**Task instructions:** Go through the listing below and gather every line with the word "reports".

* start *

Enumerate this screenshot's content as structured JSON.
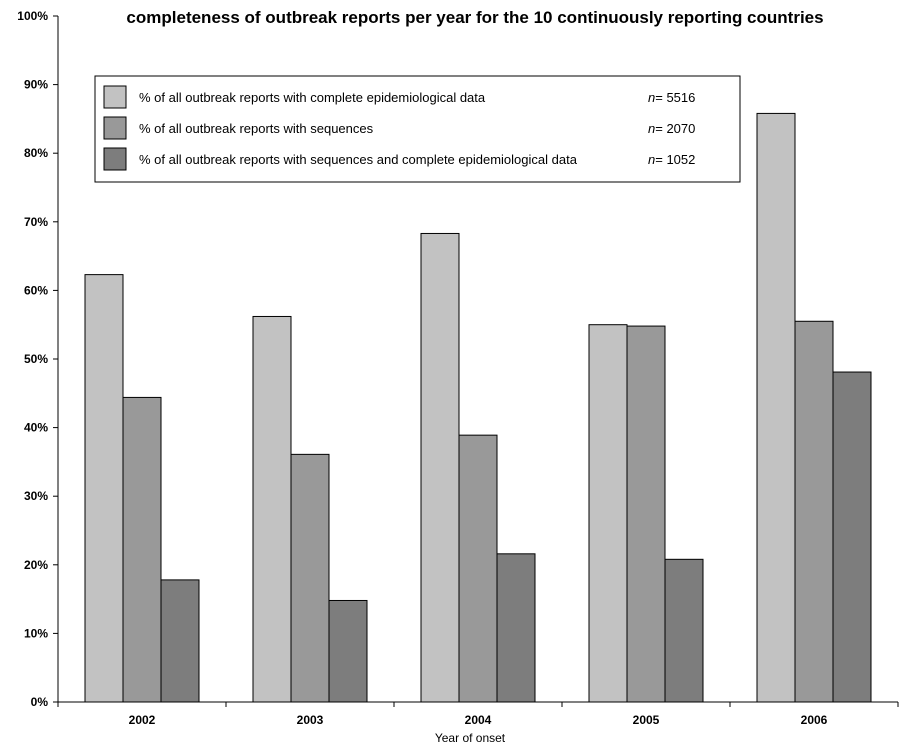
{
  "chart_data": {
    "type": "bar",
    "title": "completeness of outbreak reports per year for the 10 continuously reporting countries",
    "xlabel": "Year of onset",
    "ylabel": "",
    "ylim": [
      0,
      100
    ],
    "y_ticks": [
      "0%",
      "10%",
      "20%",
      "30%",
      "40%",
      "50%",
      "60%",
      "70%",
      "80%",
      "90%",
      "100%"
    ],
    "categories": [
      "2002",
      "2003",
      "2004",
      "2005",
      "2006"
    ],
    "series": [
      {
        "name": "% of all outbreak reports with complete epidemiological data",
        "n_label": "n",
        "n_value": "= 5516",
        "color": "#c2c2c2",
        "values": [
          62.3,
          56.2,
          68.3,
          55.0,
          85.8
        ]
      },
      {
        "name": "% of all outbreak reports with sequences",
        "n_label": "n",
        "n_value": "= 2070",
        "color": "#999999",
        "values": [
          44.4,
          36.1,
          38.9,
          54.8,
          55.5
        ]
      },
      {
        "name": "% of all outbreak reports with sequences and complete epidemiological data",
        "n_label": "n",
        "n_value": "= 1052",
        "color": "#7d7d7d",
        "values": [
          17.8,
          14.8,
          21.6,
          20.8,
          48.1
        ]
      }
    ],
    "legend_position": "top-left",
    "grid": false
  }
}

* end *

**Solution to this exercise:**
    "title": "completeness of outbreak reports per year for the 10 continuously reporting countries",
        "name": "% of all outbreak reports with complete epidemiological data",
        "name": "% of all outbreak reports with sequences",
        "name": "% of all outbreak reports with sequences and complete epidemiological data",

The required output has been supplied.